Set down every entry word for word. Omit the pictures.
## Start PROVIDED INFORMATION
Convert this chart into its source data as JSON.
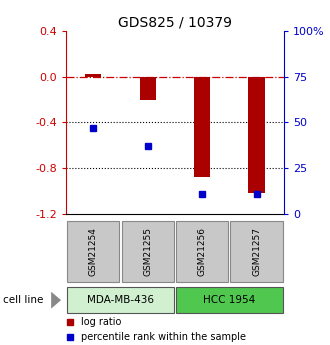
{
  "title": "GDS825 / 10379",
  "samples": [
    "GSM21254",
    "GSM21255",
    "GSM21256",
    "GSM21257"
  ],
  "log_ratio": [
    0.02,
    -0.2,
    -0.88,
    -1.02
  ],
  "percentile_rank": [
    47,
    37,
    11,
    11
  ],
  "ylim_left": [
    -1.2,
    0.4
  ],
  "ylim_right": [
    0,
    100
  ],
  "yticks_left": [
    0.4,
    0.0,
    -0.4,
    -0.8,
    -1.2
  ],
  "yticks_right": [
    100,
    75,
    50,
    25,
    0
  ],
  "cell_lines": [
    {
      "label": "MDA-MB-436",
      "samples": [
        0,
        1
      ],
      "color": "#d0f0d0"
    },
    {
      "label": "HCC 1954",
      "samples": [
        2,
        3
      ],
      "color": "#50c850"
    }
  ],
  "bar_color": "#aa0000",
  "dot_color": "#0000cc",
  "hline_color": "#cc0000",
  "dotted_line_color": "#000000",
  "gsm_box_color": "#c8c8c8",
  "title_color": "#000000",
  "left_axis_color": "#cc0000",
  "right_axis_color": "#0000cc",
  "bar_width": 0.3
}
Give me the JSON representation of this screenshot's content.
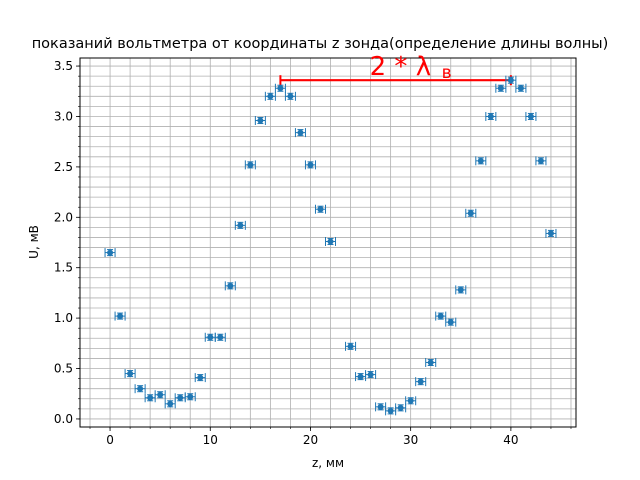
{
  "chart_data": {
    "type": "scatter",
    "title": "показаний вольтметра от координаты z зонда(определение длины волны)",
    "xlabel": "z, мм",
    "ylabel": "U, мВ",
    "xlim": [
      -3,
      46.5
    ],
    "ylim": [
      -0.08,
      3.58
    ],
    "grid": true,
    "minor_grid": true,
    "x_major_ticks": [
      0,
      10,
      20,
      30,
      40
    ],
    "y_major_ticks": [
      0.0,
      0.5,
      1.0,
      1.5,
      2.0,
      2.5,
      3.0,
      3.5
    ],
    "x_tick_labels": [
      "0",
      "10",
      "20",
      "30",
      "40"
    ],
    "y_tick_labels": [
      "0.0",
      "0.5",
      "1.0",
      "1.5",
      "2.0",
      "2.5",
      "3.0",
      "3.5"
    ],
    "x_minor_step": 2,
    "y_minor_step": 0.1,
    "series_color": "#1f77b4",
    "grid_color": "#b0b0b0",
    "x_error": 0.5,
    "y_error": 0.03,
    "points": [
      {
        "x": 0,
        "y": 1.65
      },
      {
        "x": 1,
        "y": 1.02
      },
      {
        "x": 2,
        "y": 0.45
      },
      {
        "x": 3,
        "y": 0.3
      },
      {
        "x": 4,
        "y": 0.21
      },
      {
        "x": 5,
        "y": 0.24
      },
      {
        "x": 6,
        "y": 0.15
      },
      {
        "x": 7,
        "y": 0.21
      },
      {
        "x": 8,
        "y": 0.22
      },
      {
        "x": 9,
        "y": 0.41
      },
      {
        "x": 10,
        "y": 0.81
      },
      {
        "x": 11,
        "y": 0.81
      },
      {
        "x": 12,
        "y": 1.32
      },
      {
        "x": 13,
        "y": 1.92
      },
      {
        "x": 14,
        "y": 2.52
      },
      {
        "x": 15,
        "y": 2.96
      },
      {
        "x": 16,
        "y": 3.2
      },
      {
        "x": 17,
        "y": 3.28
      },
      {
        "x": 18,
        "y": 3.2
      },
      {
        "x": 19,
        "y": 2.84
      },
      {
        "x": 20,
        "y": 2.52
      },
      {
        "x": 21,
        "y": 2.08
      },
      {
        "x": 22,
        "y": 1.76
      },
      {
        "x": 24,
        "y": 0.72
      },
      {
        "x": 25,
        "y": 0.42
      },
      {
        "x": 26,
        "y": 0.44
      },
      {
        "x": 27,
        "y": 0.12
      },
      {
        "x": 28,
        "y": 0.08
      },
      {
        "x": 29,
        "y": 0.11
      },
      {
        "x": 30,
        "y": 0.18
      },
      {
        "x": 31,
        "y": 0.37
      },
      {
        "x": 32,
        "y": 0.56
      },
      {
        "x": 33,
        "y": 1.02
      },
      {
        "x": 34,
        "y": 0.96
      },
      {
        "x": 35,
        "y": 1.28
      },
      {
        "x": 36,
        "y": 2.04
      },
      {
        "x": 37,
        "y": 2.56
      },
      {
        "x": 38,
        "y": 3.0
      },
      {
        "x": 39,
        "y": 3.28
      },
      {
        "x": 40,
        "y": 3.36
      },
      {
        "x": 41,
        "y": 3.28
      },
      {
        "x": 42,
        "y": 3.0
      },
      {
        "x": 43,
        "y": 2.56
      },
      {
        "x": 44,
        "y": 1.84
      }
    ],
    "annotation": {
      "text_main": "2 * λ",
      "text_sub": "в",
      "color": "#ff0000",
      "x_start": 17,
      "x_end": 40,
      "y": 3.36
    }
  }
}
## End PROVIDED INFORMATION
**FULL OUTPUT:**
Convert this chart into its source data as JSON.
{
  "title": "GDS825 / 10379",
  "samples": [
    "GSM21254",
    "GSM21255",
    "GSM21256",
    "GSM21257"
  ],
  "log_ratio": [
    0.02,
    -0.2,
    -0.88,
    -1.02
  ],
  "percentile_rank": [
    47,
    37,
    11,
    11
  ],
  "ylim_left": [
    -1.2,
    0.4
  ],
  "ylim_right": [
    0,
    100
  ],
  "yticks_left": [
    0.4,
    0.0,
    -0.4,
    -0.8,
    -1.2
  ],
  "yticks_right": [
    100,
    75,
    50,
    25,
    0
  ],
  "cell_lines": [
    {
      "label": "MDA-MB-436",
      "samples": [
        0,
        1
      ],
      "color": "#d0f0d0"
    },
    {
      "label": "HCC 1954",
      "samples": [
        2,
        3
      ],
      "color": "#50c850"
    }
  ],
  "bar_color": "#aa0000",
  "dot_color": "#0000cc",
  "hline_color": "#cc0000",
  "dotted_line_color": "#000000",
  "gsm_box_color": "#c8c8c8",
  "title_color": "#000000",
  "left_axis_color": "#cc0000",
  "right_axis_color": "#0000cc",
  "bar_width": 0.3
}
Give me the JSON representation of this screenshot's content.
{
  "chart_data": {
    "type": "scatter",
    "title": "показаний вольтметра от координаты z зонда(определение длины волны)",
    "xlabel": "z, мм",
    "ylabel": "U, мВ",
    "xlim": [
      -3,
      46.5
    ],
    "ylim": [
      -0.08,
      3.58
    ],
    "grid": true,
    "minor_grid": true,
    "x_major_ticks": [
      0,
      10,
      20,
      30,
      40
    ],
    "y_major_ticks": [
      0.0,
      0.5,
      1.0,
      1.5,
      2.0,
      2.5,
      3.0,
      3.5
    ],
    "x_tick_labels": [
      "0",
      "10",
      "20",
      "30",
      "40"
    ],
    "y_tick_labels": [
      "0.0",
      "0.5",
      "1.0",
      "1.5",
      "2.0",
      "2.5",
      "3.0",
      "3.5"
    ],
    "x_minor_step": 2,
    "y_minor_step": 0.1,
    "series_color": "#1f77b4",
    "grid_color": "#b0b0b0",
    "x_error": 0.5,
    "y_error": 0.03,
    "points": [
      {
        "x": 0,
        "y": 1.65
      },
      {
        "x": 1,
        "y": 1.02
      },
      {
        "x": 2,
        "y": 0.45
      },
      {
        "x": 3,
        "y": 0.3
      },
      {
        "x": 4,
        "y": 0.21
      },
      {
        "x": 5,
        "y": 0.24
      },
      {
        "x": 6,
        "y": 0.15
      },
      {
        "x": 7,
        "y": 0.21
      },
      {
        "x": 8,
        "y": 0.22
      },
      {
        "x": 9,
        "y": 0.41
      },
      {
        "x": 10,
        "y": 0.81
      },
      {
        "x": 11,
        "y": 0.81
      },
      {
        "x": 12,
        "y": 1.32
      },
      {
        "x": 13,
        "y": 1.92
      },
      {
        "x": 14,
        "y": 2.52
      },
      {
        "x": 15,
        "y": 2.96
      },
      {
        "x": 16,
        "y": 3.2
      },
      {
        "x": 17,
        "y": 3.28
      },
      {
        "x": 18,
        "y": 3.2
      },
      {
        "x": 19,
        "y": 2.84
      },
      {
        "x": 20,
        "y": 2.52
      },
      {
        "x": 21,
        "y": 2.08
      },
      {
        "x": 22,
        "y": 1.76
      },
      {
        "x": 24,
        "y": 0.72
      },
      {
        "x": 25,
        "y": 0.42
      },
      {
        "x": 26,
        "y": 0.44
      },
      {
        "x": 27,
        "y": 0.12
      },
      {
        "x": 28,
        "y": 0.08
      },
      {
        "x": 29,
        "y": 0.11
      },
      {
        "x": 30,
        "y": 0.18
      },
      {
        "x": 31,
        "y": 0.37
      },
      {
        "x": 32,
        "y": 0.56
      },
      {
        "x": 33,
        "y": 1.02
      },
      {
        "x": 34,
        "y": 0.96
      },
      {
        "x": 35,
        "y": 1.28
      },
      {
        "x": 36,
        "y": 2.04
      },
      {
        "x": 37,
        "y": 2.56
      },
      {
        "x": 38,
        "y": 3.0
      },
      {
        "x": 39,
        "y": 3.28
      },
      {
        "x": 40,
        "y": 3.36
      },
      {
        "x": 41,
        "y": 3.28
      },
      {
        "x": 42,
        "y": 3.0
      },
      {
        "x": 43,
        "y": 2.56
      },
      {
        "x": 44,
        "y": 1.84
      }
    ],
    "annotation": {
      "text_main": "2 * λ",
      "text_sub": "в",
      "color": "#ff0000",
      "x_start": 17,
      "x_end": 40,
      "y": 3.36
    }
  }
}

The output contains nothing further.